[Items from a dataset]
————————

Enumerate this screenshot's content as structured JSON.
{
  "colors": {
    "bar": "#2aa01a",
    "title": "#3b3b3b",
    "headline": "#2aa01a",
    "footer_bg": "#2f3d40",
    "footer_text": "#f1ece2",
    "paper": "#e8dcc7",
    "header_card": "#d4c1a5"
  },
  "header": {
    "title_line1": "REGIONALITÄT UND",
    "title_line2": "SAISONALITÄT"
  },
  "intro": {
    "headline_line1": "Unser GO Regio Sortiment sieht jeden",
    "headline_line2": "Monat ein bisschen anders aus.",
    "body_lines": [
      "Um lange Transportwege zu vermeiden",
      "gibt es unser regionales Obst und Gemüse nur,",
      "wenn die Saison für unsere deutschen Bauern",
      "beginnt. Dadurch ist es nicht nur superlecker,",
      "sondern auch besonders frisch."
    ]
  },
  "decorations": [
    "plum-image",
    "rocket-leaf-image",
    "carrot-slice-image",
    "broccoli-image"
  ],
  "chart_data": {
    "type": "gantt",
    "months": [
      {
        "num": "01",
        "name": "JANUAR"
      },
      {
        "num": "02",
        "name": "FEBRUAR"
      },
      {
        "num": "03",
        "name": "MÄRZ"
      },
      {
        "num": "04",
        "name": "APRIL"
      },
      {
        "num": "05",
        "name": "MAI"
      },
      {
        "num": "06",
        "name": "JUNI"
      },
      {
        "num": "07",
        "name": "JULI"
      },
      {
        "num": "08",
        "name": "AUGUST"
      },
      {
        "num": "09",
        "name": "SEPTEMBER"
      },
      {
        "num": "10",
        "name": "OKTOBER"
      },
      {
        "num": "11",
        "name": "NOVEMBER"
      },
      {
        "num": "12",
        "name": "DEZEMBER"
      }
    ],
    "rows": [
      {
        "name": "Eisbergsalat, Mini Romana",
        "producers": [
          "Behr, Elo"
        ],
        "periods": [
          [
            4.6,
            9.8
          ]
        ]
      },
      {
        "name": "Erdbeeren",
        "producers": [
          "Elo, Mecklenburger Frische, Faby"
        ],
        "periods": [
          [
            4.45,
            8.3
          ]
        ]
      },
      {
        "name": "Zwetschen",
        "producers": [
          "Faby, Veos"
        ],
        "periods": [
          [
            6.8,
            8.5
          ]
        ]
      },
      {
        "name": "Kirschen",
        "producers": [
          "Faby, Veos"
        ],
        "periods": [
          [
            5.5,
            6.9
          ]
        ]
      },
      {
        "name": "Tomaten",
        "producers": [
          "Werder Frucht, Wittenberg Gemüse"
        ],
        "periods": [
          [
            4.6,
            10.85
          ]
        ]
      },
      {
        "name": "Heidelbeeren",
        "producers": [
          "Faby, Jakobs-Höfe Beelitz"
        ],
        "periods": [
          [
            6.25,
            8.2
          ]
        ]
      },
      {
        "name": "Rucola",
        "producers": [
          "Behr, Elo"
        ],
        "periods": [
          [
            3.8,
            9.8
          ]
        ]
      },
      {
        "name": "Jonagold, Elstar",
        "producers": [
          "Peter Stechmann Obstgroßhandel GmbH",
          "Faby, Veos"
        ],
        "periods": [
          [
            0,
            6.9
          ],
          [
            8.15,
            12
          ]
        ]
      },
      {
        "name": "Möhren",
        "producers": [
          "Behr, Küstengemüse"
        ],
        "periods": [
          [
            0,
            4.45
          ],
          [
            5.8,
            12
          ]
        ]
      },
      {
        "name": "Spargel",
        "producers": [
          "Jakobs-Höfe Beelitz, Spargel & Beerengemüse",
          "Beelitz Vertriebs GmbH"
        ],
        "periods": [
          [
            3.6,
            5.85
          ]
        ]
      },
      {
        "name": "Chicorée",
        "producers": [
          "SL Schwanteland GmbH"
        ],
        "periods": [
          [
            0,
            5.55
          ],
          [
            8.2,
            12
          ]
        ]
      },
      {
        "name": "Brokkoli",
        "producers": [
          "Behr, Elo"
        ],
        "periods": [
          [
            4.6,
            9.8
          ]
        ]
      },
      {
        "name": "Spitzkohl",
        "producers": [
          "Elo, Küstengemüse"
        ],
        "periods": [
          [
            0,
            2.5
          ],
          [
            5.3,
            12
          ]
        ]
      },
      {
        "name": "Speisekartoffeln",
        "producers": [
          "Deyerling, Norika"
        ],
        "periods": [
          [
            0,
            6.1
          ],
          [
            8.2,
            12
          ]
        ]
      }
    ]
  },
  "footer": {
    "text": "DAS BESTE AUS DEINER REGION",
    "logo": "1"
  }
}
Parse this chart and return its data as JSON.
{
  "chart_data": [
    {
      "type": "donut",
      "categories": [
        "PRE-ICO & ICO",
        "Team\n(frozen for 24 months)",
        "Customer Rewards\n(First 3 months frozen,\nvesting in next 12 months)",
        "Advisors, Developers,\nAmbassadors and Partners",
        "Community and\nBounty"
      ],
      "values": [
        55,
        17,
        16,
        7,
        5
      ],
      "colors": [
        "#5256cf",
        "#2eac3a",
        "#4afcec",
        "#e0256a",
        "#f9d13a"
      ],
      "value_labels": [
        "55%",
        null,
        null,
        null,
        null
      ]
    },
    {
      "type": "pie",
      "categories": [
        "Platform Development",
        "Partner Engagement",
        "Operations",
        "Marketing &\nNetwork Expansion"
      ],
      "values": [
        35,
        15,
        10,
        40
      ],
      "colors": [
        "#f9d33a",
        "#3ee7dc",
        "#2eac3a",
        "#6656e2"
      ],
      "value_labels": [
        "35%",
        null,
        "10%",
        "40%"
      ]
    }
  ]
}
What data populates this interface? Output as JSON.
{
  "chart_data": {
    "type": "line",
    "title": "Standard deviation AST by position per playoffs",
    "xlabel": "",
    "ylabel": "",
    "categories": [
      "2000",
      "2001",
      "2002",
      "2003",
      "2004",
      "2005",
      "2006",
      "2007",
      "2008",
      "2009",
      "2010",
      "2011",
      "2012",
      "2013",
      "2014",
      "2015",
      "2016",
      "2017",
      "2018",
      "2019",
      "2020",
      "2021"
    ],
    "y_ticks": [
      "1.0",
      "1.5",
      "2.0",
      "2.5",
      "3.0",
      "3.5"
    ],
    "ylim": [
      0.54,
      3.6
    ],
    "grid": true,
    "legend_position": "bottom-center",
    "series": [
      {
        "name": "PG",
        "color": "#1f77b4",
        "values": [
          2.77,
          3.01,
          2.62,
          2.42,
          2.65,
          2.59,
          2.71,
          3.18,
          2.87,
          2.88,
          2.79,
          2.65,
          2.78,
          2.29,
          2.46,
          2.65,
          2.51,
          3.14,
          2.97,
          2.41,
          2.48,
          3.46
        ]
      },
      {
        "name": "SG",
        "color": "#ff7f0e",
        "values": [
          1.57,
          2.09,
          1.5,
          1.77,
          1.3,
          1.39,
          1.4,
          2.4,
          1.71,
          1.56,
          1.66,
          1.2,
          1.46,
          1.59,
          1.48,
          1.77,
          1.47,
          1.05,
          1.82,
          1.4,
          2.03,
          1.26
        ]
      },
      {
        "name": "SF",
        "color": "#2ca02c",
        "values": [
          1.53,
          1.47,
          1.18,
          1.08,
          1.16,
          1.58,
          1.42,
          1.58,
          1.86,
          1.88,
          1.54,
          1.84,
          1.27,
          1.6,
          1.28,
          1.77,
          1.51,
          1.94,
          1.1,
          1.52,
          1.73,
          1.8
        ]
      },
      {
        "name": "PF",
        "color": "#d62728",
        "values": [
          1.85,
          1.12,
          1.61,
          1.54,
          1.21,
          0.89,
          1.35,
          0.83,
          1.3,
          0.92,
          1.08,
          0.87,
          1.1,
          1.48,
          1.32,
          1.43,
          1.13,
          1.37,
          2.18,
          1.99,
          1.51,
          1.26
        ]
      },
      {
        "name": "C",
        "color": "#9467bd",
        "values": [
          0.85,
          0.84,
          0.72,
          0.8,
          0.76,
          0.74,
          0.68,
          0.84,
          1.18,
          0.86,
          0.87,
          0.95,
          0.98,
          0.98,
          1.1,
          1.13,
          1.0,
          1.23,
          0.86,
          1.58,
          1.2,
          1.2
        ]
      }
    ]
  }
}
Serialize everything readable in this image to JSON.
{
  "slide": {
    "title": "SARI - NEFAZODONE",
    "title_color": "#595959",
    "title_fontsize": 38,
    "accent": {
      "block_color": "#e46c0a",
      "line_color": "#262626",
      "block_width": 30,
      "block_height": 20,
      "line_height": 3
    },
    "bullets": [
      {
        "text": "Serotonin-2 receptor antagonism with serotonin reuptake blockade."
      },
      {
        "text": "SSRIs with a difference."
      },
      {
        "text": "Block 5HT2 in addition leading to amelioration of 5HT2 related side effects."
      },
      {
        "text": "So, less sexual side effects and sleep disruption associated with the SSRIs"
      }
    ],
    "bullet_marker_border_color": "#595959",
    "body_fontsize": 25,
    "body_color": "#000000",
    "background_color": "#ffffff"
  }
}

————————

▶ _To be done_:
In the material above, tally every line with the string "SSRIs" in it, then give that number alone.

▶ _Exercise result_:
2